---------- TASK DATA

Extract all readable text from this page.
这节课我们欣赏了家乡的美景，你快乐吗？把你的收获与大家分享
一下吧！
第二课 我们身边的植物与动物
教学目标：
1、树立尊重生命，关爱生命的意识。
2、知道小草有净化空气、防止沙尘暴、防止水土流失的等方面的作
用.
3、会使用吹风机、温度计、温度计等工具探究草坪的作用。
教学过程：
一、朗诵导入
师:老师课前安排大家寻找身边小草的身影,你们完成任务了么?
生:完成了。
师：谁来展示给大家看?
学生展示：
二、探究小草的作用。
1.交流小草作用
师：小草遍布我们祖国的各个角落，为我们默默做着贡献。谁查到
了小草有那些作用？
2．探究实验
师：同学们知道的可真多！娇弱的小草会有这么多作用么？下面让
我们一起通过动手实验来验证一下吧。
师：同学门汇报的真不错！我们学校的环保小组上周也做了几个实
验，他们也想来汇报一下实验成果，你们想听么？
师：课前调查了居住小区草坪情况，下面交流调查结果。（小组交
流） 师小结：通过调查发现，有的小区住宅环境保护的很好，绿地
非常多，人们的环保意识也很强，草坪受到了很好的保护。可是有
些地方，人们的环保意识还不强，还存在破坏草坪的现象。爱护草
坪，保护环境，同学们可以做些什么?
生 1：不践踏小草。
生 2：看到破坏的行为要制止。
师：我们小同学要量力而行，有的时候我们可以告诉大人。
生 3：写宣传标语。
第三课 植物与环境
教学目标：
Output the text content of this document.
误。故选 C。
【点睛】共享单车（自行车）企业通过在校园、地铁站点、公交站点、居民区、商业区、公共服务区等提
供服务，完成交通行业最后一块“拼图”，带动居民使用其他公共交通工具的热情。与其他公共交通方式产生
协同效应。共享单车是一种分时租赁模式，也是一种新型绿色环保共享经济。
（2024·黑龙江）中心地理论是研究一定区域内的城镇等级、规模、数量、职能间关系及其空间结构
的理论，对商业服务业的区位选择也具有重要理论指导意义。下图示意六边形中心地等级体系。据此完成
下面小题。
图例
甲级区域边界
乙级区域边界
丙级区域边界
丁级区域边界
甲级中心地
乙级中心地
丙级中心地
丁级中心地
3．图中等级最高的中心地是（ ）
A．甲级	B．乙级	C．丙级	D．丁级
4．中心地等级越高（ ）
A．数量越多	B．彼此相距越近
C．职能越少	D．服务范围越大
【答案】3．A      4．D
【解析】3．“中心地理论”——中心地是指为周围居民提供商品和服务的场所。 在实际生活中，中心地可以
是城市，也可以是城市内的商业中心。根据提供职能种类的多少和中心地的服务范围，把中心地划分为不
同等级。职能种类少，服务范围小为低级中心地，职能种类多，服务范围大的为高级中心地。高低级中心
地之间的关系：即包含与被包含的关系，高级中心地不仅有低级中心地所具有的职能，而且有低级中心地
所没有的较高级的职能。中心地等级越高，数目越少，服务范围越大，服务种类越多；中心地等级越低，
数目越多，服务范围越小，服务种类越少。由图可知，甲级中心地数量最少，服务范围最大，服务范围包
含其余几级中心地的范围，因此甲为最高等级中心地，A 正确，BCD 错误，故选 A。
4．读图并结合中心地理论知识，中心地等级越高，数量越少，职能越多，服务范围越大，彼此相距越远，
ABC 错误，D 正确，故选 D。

--------------------

▶ [YOUR OBJECTIVE]
Pick out the lines that include the word "text" and write them out.

▶ [EXERCISE SOLUTION]
Extract all readable text from this page.
Output the text content of this document.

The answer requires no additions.